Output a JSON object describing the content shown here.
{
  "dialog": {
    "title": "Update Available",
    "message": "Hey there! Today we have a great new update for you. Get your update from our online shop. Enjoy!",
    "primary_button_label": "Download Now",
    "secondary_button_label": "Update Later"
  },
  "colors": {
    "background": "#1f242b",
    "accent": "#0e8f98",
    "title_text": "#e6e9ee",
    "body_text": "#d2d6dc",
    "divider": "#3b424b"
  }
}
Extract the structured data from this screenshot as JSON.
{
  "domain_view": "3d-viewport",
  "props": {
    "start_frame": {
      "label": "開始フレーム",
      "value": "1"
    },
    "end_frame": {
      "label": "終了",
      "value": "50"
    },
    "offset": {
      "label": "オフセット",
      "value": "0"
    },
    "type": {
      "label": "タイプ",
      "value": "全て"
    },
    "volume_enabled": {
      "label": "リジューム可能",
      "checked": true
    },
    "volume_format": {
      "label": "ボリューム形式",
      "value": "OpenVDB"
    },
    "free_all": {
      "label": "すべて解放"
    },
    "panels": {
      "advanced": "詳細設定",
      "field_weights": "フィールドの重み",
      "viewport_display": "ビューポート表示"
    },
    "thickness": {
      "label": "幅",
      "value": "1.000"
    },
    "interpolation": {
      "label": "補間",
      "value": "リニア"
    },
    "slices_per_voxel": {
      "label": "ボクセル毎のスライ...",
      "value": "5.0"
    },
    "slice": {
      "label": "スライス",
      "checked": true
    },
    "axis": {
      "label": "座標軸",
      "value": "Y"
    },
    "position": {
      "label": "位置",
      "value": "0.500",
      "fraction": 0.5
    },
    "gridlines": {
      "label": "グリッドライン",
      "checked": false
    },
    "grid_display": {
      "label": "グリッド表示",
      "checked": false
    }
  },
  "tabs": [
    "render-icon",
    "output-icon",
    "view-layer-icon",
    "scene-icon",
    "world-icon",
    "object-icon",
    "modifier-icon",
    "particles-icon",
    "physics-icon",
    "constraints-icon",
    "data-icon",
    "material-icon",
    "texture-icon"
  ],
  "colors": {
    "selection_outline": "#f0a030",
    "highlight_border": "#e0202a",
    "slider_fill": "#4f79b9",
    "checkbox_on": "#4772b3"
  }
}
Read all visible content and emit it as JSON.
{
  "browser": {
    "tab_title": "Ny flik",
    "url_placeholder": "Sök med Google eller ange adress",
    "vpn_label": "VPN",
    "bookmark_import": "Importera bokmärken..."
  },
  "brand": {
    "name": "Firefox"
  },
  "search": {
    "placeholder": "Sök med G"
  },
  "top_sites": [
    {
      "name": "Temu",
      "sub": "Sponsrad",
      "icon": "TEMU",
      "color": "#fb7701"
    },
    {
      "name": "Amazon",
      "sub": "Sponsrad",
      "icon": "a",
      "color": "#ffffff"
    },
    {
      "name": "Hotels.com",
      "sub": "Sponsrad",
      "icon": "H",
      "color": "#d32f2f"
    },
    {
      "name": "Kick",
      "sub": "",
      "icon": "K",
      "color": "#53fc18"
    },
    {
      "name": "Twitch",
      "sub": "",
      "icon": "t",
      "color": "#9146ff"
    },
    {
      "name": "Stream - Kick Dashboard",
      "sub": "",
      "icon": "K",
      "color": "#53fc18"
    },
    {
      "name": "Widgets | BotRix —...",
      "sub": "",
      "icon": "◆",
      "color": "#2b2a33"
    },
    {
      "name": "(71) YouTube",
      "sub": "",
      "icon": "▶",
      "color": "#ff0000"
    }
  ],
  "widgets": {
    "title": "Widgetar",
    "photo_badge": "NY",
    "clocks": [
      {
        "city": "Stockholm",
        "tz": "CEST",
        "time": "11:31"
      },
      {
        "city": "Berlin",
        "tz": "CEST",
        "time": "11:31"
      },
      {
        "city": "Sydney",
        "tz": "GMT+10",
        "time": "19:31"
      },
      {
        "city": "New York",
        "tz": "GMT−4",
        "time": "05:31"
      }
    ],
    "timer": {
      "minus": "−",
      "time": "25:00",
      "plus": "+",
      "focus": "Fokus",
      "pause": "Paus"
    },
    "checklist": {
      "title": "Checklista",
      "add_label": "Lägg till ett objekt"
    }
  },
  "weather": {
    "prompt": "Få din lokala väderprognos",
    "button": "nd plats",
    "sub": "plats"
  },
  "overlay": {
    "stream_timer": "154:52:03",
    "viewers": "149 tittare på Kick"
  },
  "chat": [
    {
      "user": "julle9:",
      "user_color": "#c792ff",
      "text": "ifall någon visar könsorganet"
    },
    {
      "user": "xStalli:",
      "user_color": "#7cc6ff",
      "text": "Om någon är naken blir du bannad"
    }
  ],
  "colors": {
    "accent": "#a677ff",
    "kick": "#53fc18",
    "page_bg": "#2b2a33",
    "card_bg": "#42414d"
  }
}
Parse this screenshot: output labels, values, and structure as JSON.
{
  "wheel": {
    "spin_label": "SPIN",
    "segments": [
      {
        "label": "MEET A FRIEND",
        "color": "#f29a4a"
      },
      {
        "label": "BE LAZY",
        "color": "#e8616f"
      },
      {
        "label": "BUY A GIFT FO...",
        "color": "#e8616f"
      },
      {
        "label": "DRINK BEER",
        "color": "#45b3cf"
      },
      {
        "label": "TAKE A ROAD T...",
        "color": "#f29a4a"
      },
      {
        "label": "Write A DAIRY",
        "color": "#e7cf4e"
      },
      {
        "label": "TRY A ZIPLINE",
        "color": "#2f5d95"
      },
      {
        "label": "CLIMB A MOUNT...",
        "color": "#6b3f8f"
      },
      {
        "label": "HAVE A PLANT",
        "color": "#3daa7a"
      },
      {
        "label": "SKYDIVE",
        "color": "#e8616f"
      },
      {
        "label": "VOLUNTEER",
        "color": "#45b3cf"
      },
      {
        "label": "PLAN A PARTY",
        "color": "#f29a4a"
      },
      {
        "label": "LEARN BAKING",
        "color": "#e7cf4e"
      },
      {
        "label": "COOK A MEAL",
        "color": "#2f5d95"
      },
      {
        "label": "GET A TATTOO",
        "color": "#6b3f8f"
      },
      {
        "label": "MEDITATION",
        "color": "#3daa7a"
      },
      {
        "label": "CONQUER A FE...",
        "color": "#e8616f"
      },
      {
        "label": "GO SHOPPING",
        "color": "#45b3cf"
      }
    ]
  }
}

★ ★ ★ ★ ★ ★ ★

Repeat back the data above, exact to the last character.

• **Written response**
Output a JSON object describing the content shown here.
{
  "dialog": {
    "title": "Update Available",
    "message": "Hey there! Today we have a great new update for you. Get your update from our online shop. Enjoy!",
    "primary_button_label": "Download Now",
    "secondary_button_label": "Update Later"
  },
  "colors": {
    "background": "#1f242b",
    "accent": "#0e8f98",
    "title_text": "#e6e9ee",
    "body_text": "#d2d6dc",
    "divider": "#3b424b"
  }
}
Extract the structured data from this screenshot as JSON.
{
  "domain_view": "3d-viewport",
  "props": {
    "start_frame": {
      "label": "開始フレーム",
      "value": "1"
    },
    "end_frame": {
      "label": "終了",
      "value": "50"
    },
    "offset": {
      "label": "オフセット",
      "value": "0"
    },
    "type": {
      "label": "タイプ",
      "value": "全て"
    },
    "volume_enabled": {
      "label": "リジューム可能",
      "checked": true
    },
    "volume_format": {
      "label": "ボリューム形式",
      "value": "OpenVDB"
    },
    "free_all": {
      "label": "すべて解放"
    },
    "panels": {
      "advanced": "詳細設定",
      "field_weights": "フィールドの重み",
      "viewport_display": "ビューポート表示"
    },
    "thickness": {
      "label": "幅",
      "value": "1.000"
    },
    "interpolation": {
      "label": "補間",
      "value": "リニア"
    },
    "slices_per_voxel": {
      "label": "ボクセル毎のスライ...",
      "value": "5.0"
    },
    "slice": {
      "label": "スライス",
      "checked": true
    },
    "axis": {
      "label": "座標軸",
      "value": "Y"
    },
    "position": {
      "label": "位置",
      "value": "0.500",
      "fraction": 0.5
    },
    "gridlines": {
      "label": "グリッドライン",
      "checked": false
    },
    "grid_display": {
      "label": "グリッド表示",
      "checked": false
    }
  },
  "tabs": [
    "render-icon",
    "output-icon",
    "view-layer-icon",
    "scene-icon",
    "world-icon",
    "object-icon",
    "modifier-icon",
    "particles-icon",
    "physics-icon",
    "constraints-icon",
    "data-icon",
    "material-icon",
    "texture-icon"
  ],
  "colors": {
    "selection_outline": "#f0a030",
    "highlight_border": "#e0202a",
    "slider_fill": "#4f79b9",
    "checkbox_on": "#4772b3"
  }
}
Read all visible content and emit it as JSON.
{
  "browser": {
    "tab_title": "Ny flik",
    "url_placeholder": "Sök med Google eller ange adress",
    "vpn_label": "VPN",
    "bookmark_import": "Importera bokmärken..."
  },
  "brand": {
    "name": "Firefox"
  },
  "search": {
    "placeholder": "Sök med G"
  },
  "top_sites": [
    {
      "name": "Temu",
      "sub": "Sponsrad",
      "icon": "TEMU",
      "color": "#fb7701"
    },
    {
      "name": "Amazon",
      "sub": "Sponsrad",
      "icon": "a",
      "color": "#ffffff"
    },
    {
      "name": "Hotels.com",
      "sub": "Sponsrad",
      "icon": "H",
      "color": "#d32f2f"
    },
    {
      "name": "Kick",
      "sub": "",
      "icon": "K",
      "color": "#53fc18"
    },
    {
      "name": "Twitch",
      "sub": "",
      "icon": "t",
      "color": "#9146ff"
    },
    {
      "name": "Stream - Kick Dashboard",
      "sub": "",
      "icon": "K",
      "color": "#53fc18"
    },
    {
      "name": "Widgets | BotRix —...",
      "sub": "",
      "icon": "◆",
      "color": "#2b2a33"
    },
    {
      "name": "(71) YouTube",
      "sub": "",
      "icon": "▶",
      "color": "#ff0000"
    }
  ],
  "widgets": {
    "title": "Widgetar",
    "photo_badge": "NY",
    "clocks": [
      {
        "city": "Stockholm",
        "tz": "CEST",
        "time": "11:31"
      },
      {
        "city": "Berlin",
        "tz": "CEST",
        "time": "11:31"
      },
      {
        "city": "Sydney",
        "tz": "GMT+10",
        "time": "19:31"
      },
      {
        "city": "New York",
        "tz": "GMT−4",
        "time": "05:31"
      }
    ],
    "timer": {
      "minus": "−",
      "time": "25:00",
      "plus": "+",
      "focus": "Fokus",
      "pause": "Paus"
    },
    "checklist": {
      "title": "Checklista",
      "add_label": "Lägg till ett objekt"
    }
  },
  "weather": {
    "prompt": "Få din lokala väderprognos",
    "button": "nd plats",
    "sub": "plats"
  },
  "overlay": {
    "stream_timer": "154:52:03",
    "viewers": "149 tittare på Kick"
  },
  "chat": [
    {
      "user": "julle9:",
      "user_color": "#c792ff",
      "text": "ifall någon visar könsorganet"
    },
    {
      "user": "xStalli:",
      "user_color": "#7cc6ff",
      "text": "Om någon är naken blir du bannad"
    }
  ],
  "colors": {
    "accent": "#a677ff",
    "kick": "#53fc18",
    "page_bg": "#2b2a33",
    "card_bg": "#42414d"
  }
}
Parse this screenshot: output labels, values, and structure as JSON.
{
  "wheel": {
    "spin_label": "SPIN",
    "segments": [
      {
        "label": "MEET A FRIEND",
        "color": "#f29a4a"
      },
      {
        "label": "BE LAZY",
        "color": "#e8616f"
      },
      {
        "label": "BUY A GIFT FO...",
        "color": "#e8616f"
      },
      {
        "label": "DRINK BEER",
        "color": "#45b3cf"
      },
      {
        "label": "TAKE A ROAD T...",
        "color": "#f29a4a"
      },
      {
        "label": "Write A DAIRY",
        "color": "#e7cf4e"
      },
      {
        "label": "TRY A ZIPLINE",
        "color": "#2f5d95"
      },
      {
        "label": "CLIMB A MOUNT...",
        "color": "#6b3f8f"
      },
      {
        "label": "HAVE A PLANT",
        "color": "#3daa7a"
      },
      {
        "label": "SKYDIVE",
        "color": "#e8616f"
      },
      {
        "label": "VOLUNTEER",
        "color": "#45b3cf"
      },
      {
        "label": "PLAN A PARTY",
        "color": "#f29a4a"
      },
      {
        "label": "LEARN BAKING",
        "color": "#e7cf4e"
      },
      {
        "label": "COOK A MEAL",
        "color": "#2f5d95"
      },
      {
        "label": "GET A TATTOO",
        "color": "#6b3f8f"
      },
      {
        "label": "MEDITATION",
        "color": "#3daa7a"
      },
      {
        "label": "CONQUER A FE...",
        "color": "#e8616f"
      },
      {
        "label": "GO SHOPPING",
        "color": "#45b3cf"
      }
    ]
  }
}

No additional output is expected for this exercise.